■ CHALLENGE ■
Answer with nothing except the number of lines that contain the word "zippypixels".

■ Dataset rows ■
____________________

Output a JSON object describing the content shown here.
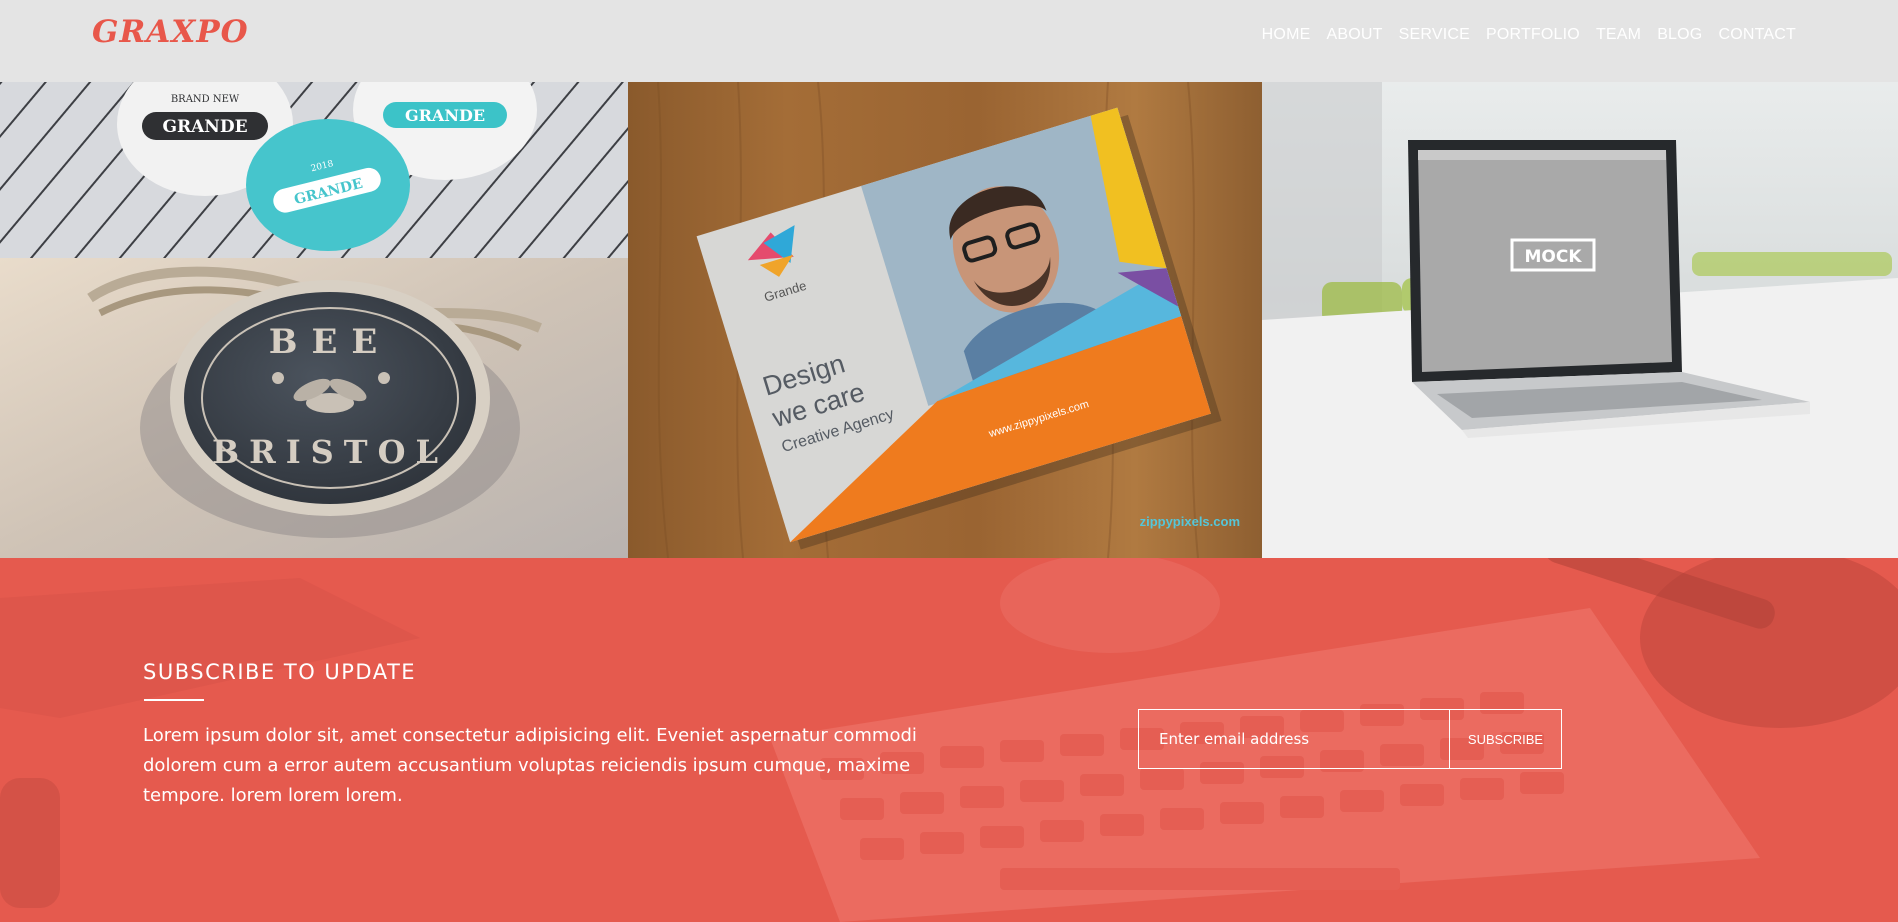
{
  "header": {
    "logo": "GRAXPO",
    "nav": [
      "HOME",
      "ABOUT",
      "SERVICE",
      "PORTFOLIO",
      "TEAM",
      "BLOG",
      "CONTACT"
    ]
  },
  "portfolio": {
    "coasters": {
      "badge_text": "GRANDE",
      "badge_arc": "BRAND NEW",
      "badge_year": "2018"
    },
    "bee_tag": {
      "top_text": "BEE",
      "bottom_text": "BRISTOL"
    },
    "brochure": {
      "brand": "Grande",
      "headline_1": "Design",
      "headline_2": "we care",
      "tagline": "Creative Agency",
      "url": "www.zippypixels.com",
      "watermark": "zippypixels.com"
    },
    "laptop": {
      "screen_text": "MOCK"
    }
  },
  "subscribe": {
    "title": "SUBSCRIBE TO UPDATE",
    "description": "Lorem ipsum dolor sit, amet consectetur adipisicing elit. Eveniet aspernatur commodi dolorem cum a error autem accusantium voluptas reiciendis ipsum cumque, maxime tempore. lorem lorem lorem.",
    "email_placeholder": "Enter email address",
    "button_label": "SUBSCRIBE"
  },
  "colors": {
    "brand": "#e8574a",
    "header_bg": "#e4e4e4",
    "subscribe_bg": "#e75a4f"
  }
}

____________________

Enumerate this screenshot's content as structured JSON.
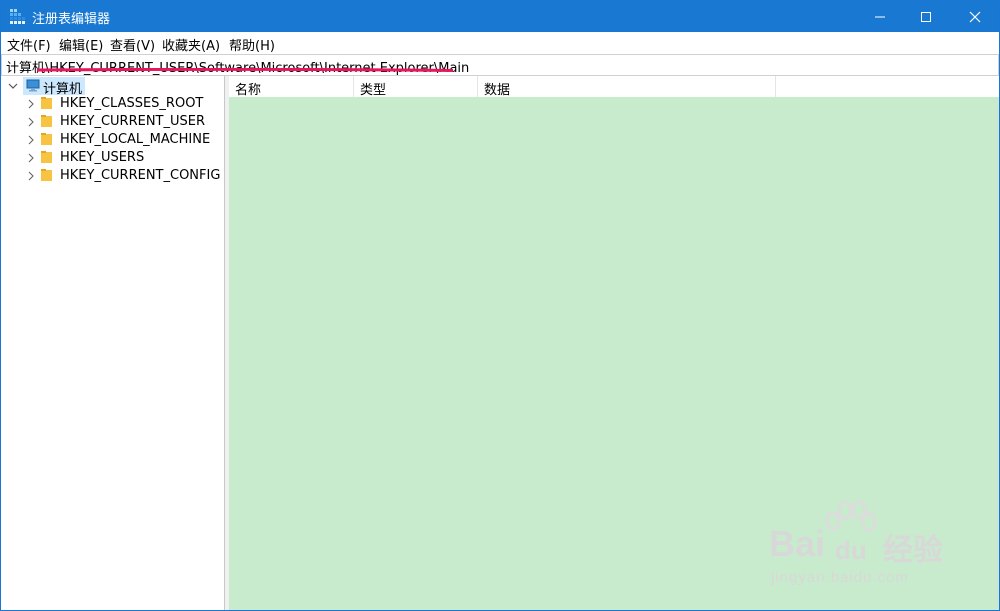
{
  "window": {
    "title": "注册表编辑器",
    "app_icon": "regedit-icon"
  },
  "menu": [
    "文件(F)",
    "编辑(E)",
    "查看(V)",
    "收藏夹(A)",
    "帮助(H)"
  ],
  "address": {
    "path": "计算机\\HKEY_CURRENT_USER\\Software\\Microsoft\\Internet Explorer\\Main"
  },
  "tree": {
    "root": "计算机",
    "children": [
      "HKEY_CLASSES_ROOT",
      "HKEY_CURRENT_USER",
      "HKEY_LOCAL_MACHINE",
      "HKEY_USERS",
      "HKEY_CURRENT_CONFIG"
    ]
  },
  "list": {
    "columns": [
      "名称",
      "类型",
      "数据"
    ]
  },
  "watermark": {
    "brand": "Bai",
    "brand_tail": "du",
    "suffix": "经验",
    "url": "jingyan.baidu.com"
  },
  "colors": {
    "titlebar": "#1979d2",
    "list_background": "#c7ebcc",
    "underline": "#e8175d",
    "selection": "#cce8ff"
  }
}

____________________

■ FULL OUTPUT ■
2